__WHAT YOU HAVE TO DO__:
Extract every line of the material that holds the string "сфере".

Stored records
****************************************

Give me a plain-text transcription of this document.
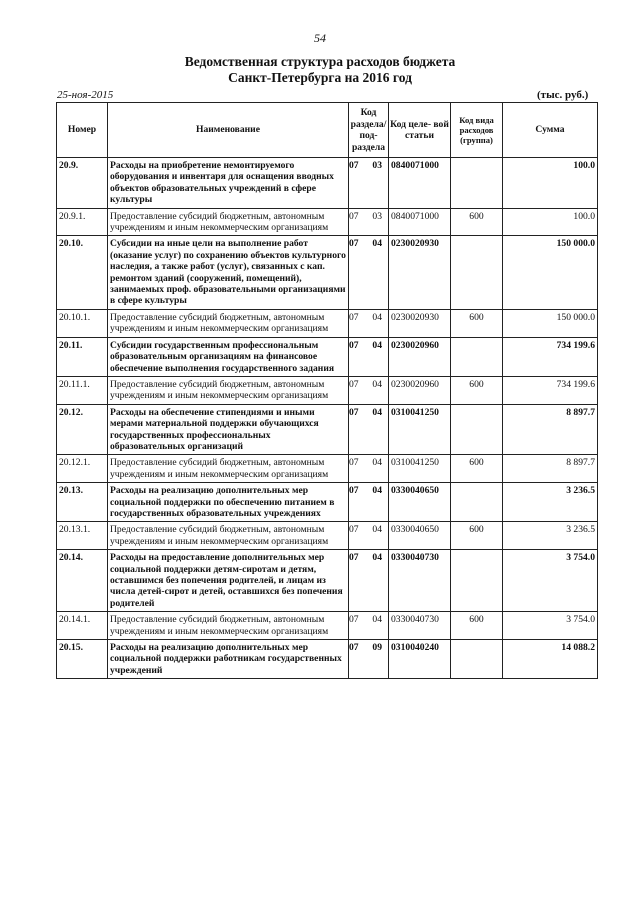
54
Ведомственная структура расходов бюджета
Санкт-Петербурга на 2016 год
25-ноя-2015	(тыс. руб.)
Номер	Наименование	Код раздела/ под- раздела	Код целе- вой статьи	Код вида расходов (группа)	Сумма
20.9.	Расходы на приобретение немонтируемого оборудования и инвентаря для оснащения вводных объектов образовательных учреждений в сфере культуры	07 03	0840071000		100.0
20.9.1.	Предоставление субсидий бюджетным, автономным учреждениям и иным некоммерческим организациям	07 03	0840071000	600	100.0
20.10.	Субсидии на иные цели на выполнение работ (оказание услуг) по сохранению объектов культурного наследия, а также работ (услуг), связанных с кап. ремонтом зданий (сооружений, помещений), занимаемых проф. образовательными организациями в сфере культуры	07 04	0230020930		150 000.0
20.10.1.	Предоставление субсидий бюджетным, автономным учреждениям и иным некоммерческим организациям	07 04	0230020930	600	150 000.0
20.11.	Субсидии государственным профессиональным образовательным организациям на финансовое обеспечение выполнения государственного задания	07 04	0230020960		734 199.6
20.11.1.	Предоставление субсидий бюджетным, автономным учреждениям и иным некоммерческим организациям	07 04	0230020960	600	734 199.6
20.12.	Расходы на обеспечение стипендиями и иными мерами материальной поддержки обучающихся государственных профессиональных образовательных организаций	07 04	0310041250		8 897.7
20.12.1.	Предоставление субсидий бюджетным, автономным учреждениям и иным некоммерческим организациям	07 04	0310041250	600	8 897.7
20.13.	Расходы на реализацию дополнительных мер социальной поддержки по обеспечению питанием в государственных образовательных учреждениях	07 04	0330040650		3 236.5
20.13.1.	Предоставление субсидий бюджетным, автономным учреждениям и иным некоммерческим организациям	07 04	0330040650	600	3 236.5
20.14.	Расходы на предоставление дополнительных мер социальной поддержки детям-сиротам и детям, оставшимся без попечения родителей, и лицам из числа детей-сирот и детей, оставшихся без попечения родителей	07 04	0330040730		3 754.0
20.14.1.	Предоставление субсидий бюджетным, автономным учреждениям и иным некоммерческим организациям	07 04	0330040730	600	3 754.0
20.15.	Расходы на реализацию дополнительных мер социальной поддержки работникам государственных учреждений	07 09	0310040240		14 088.2
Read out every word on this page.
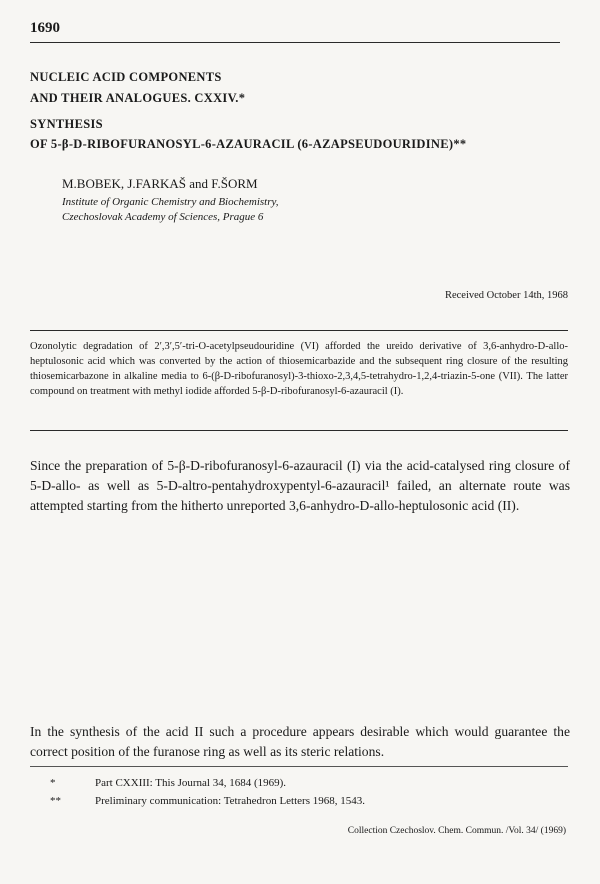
1690
NUCLEIC ACID COMPONENTS
AND THEIR ANALOGUES. CXXIV.*
SYNTHESIS
OF 5-β-D-RIBOFURANOSYL-6-AZAURACIL (6-AZAPSEUDOURIDINE)**
M.BOBEK, J.FARKAŠ and F.ŠORM
Institute of Organic Chemistry and Biochemistry,
Czechoslovak Academy of Sciences, Prague 6
Received October 14th, 1968
Ozonolytic degradation of 2′,3′,5′-tri-O-acetylpseudouridine (VI) afforded the ureido derivative of 3,6-anhydro-D-allo-heptulosonic acid which was converted by the action of thiosemicarbazide and the subsequent ring closure of the resulting thiosemicarbazone in alkaline media to 6-(β-D-ribofuranosyl)-3-thioxo-2,3,4,5-tetrahydro-1,2,4-triazin-5-one (VII). The latter compound on treatment with methyl iodide afforded 5-β-D-ribofuranosyl-6-azauracil (I).
Since the preparation of 5-β-D-ribofuranosyl-6-azauracil (I) via the acid-catalysed ring closure of 5-D-allo- as well as 5-D-altro-pentahydroxypentyl-6-azauracil¹ failed, an alternate route was attempted starting from the hitherto unreported 3,6-anhydro-D-allo-heptulosonic acid (II).
In the synthesis of the acid II such a procedure appears desirable which would guarantee the correct position of the furanose ring as well as its steric relations.
*	Part CXXIII: This Journal 34, 1684 (1969).
**	Preliminary communication: Tetrahedron Letters 1968, 1543.
Collection Czechoslov. Chem. Commun. /Vol. 34/ (1969)
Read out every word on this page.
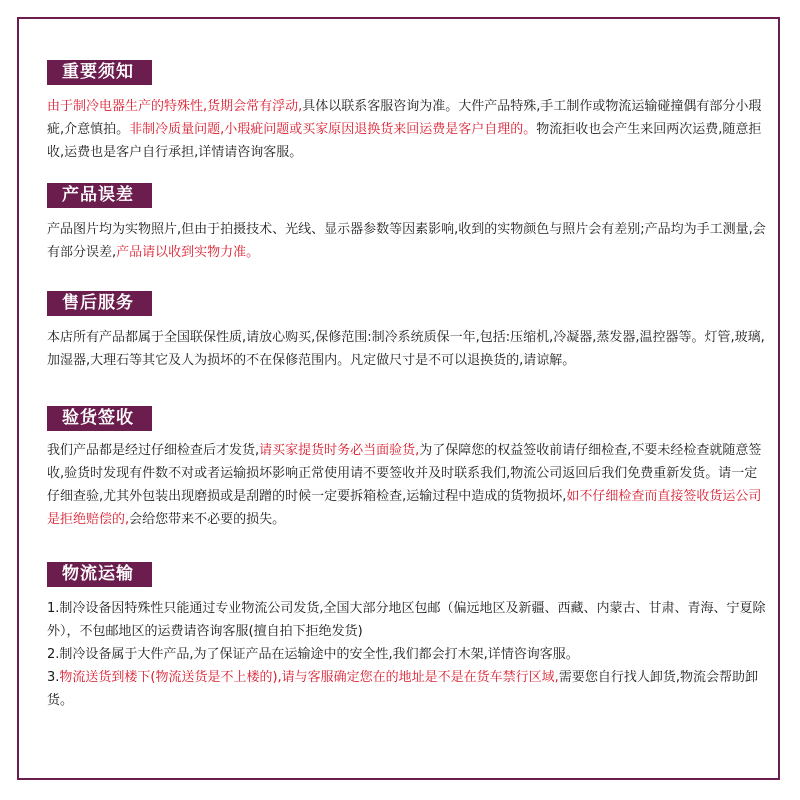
重要须知

由于制冷电器生产的特殊性,货期会常有浮动,具体以联系客服咨询为准。大件产品特殊,手工制作或物流运输碰撞偶有部分小瑕疵,介意慎拍。非制冷质量问题,小瑕疵问题或买家原因退换货来回运费是客户自理的。物流拒收也会产生来回两次运费,随意拒收,运费也是客户自行承担,详情请咨询客服。

产品误差

产品图片均为实物照片,但由于拍摄技术、光线、显示器参数等因素影响,收到的实物颜色与照片会有差别;产品均为手工测量,会有部分误差,产品请以收到实物力准。

售后服务

本店所有产品都属于全国联保性质,请放心购买,保修范围:制冷系统质保一年,包括:压缩机,冷凝器,蒸发器,温控器等。灯管,玻璃,加湿器,大理石等其它及人为损坏的不在保修范围内。凡定做尺寸是不可以退换货的,请谅解。

验货签收

我们产品都是经过仔细检查后才发货,请买家提货时务必当面验货,为了保障您的权益签收前请仔细检查,不要未经检查就随意签收,验货时发现有件数不对或者运输损坏影响正常使用请不要签收并及时联系我们,物流公司返回后我们免费重新发货。请一定仔细查验,尤其外包装出现磨损或是刮蹭的时候一定要拆箱检查,运输过程中造成的货物损坏,如不仔细检查而直接签收货运公司是拒绝赔偿的,会给您带来不必要的损失。

物流运输

1.制冷设备因特殊性只能通过专业物流公司发货,全国大部分地区包邮（偏远地区及新疆、西藏、内蒙古、甘肃、青海、宁夏除外），不包邮地区的运费请咨询客服(擅自拍下拒绝发货)

2.制冷设备属于大件产品,为了保证产品在运输途中的安全性,我们都会打木架,详情咨询客服。

3.物流送货到楼下(物流送货是不上楼的),请与客服确定您在的地址是不是在货车禁行区域,需要您自行找人卸货,物流会帮助卸货。
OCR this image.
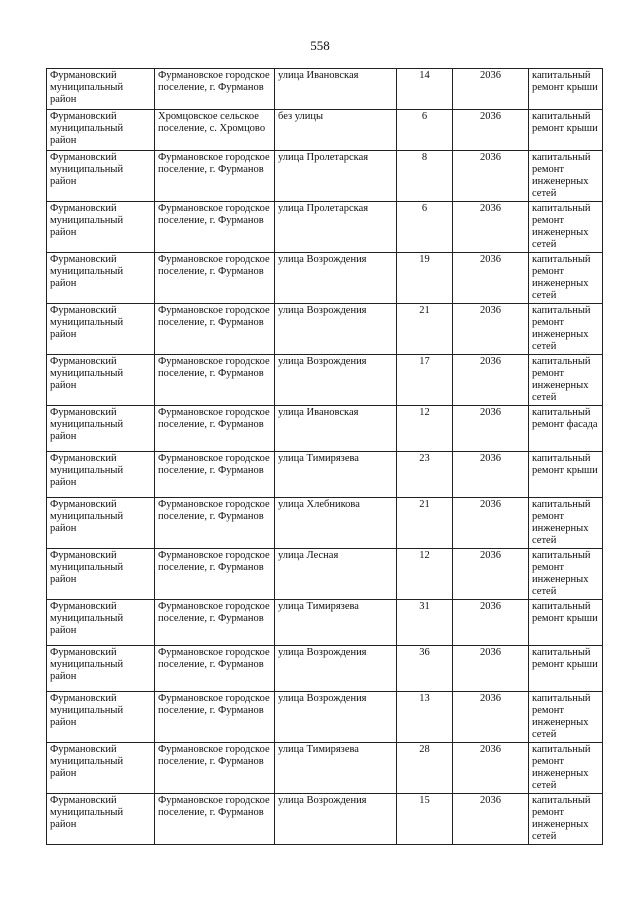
558
Фурмановский муниципальный район	Фурмановское городское поселение, г. Фурманов	улица Ивановская	14	2036	капитальный ремонт крыши
Фурмановский муниципальный район	Хромцовское сельское поселение, с. Хромцово	без улицы	6	2036	капитальный ремонт крыши
Фурмановский муниципальный район	Фурмановское городское поселение, г. Фурманов	улица Пролетарская	8	2036	капитальный ремонт инженерных сетей
Фурмановский муниципальный район	Фурмановское городское поселение, г. Фурманов	улица Пролетарская	6	2036	капитальный ремонт инженерных сетей
Фурмановский муниципальный район	Фурмановское городское поселение, г. Фурманов	улица Возрождения	19	2036	капитальный ремонт инженерных сетей
Фурмановский муниципальный район	Фурмановское городское поселение, г. Фурманов	улица Возрождения	21	2036	капитальный ремонт инженерных сетей
Фурмановский муниципальный район	Фурмановское городское поселение, г. Фурманов	улица Возрождения	17	2036	капитальный ремонт инженерных сетей
Фурмановский муниципальный район	Фурмановское городское поселение, г. Фурманов	улица Ивановская	12	2036	капитальный ремонт фасада
Фурмановский муниципальный район	Фурмановское городское поселение, г. Фурманов	улица Тимирязева	23	2036	капитальный ремонт крыши
Фурмановский муниципальный район	Фурмановское городское поселение, г. Фурманов	улица Хлебникова	21	2036	капитальный ремонт инженерных сетей
Фурмановский муниципальный район	Фурмановское городское поселение, г. Фурманов	улица Лесная	12	2036	капитальный ремонт инженерных сетей
Фурмановский муниципальный район	Фурмановское городское поселение, г. Фурманов	улица Тимирязева	31	2036	капитальный ремонт крыши
Фурмановский муниципальный район	Фурмановское городское поселение, г. Фурманов	улица Возрождения	36	2036	капитальный ремонт крыши
Фурмановский муниципальный район	Фурмановское городское поселение, г. Фурманов	улица Возрождения	13	2036	капитальный ремонт инженерных сетей
Фурмановский муниципальный район	Фурмановское городское поселение, г. Фурманов	улица Тимирязева	28	2036	капитальный ремонт инженерных сетей
Фурмановский муниципальный район	Фурмановское городское поселение, г. Фурманов	улица Возрождения	15	2036	капитальный ремонт инженерных сетей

****************************************

__TASK SOLUTION__:
20.9.	Расходы на приобретение немонтируемого оборудования и инвентаря для оснащения вводных объектов образовательных учреждений в сфере культуры	07 03	0840071000		100.0
20.10.	Субсидии на иные цели на выполнение работ (оказание услуг) по сохранению объектов культурного наследия, а также работ (услуг), связанных с кап. ремонтом зданий (сооружений, помещений), занимаемых проф. образовательными организациями в сфере культуры	07 04	0230020930		150 000.0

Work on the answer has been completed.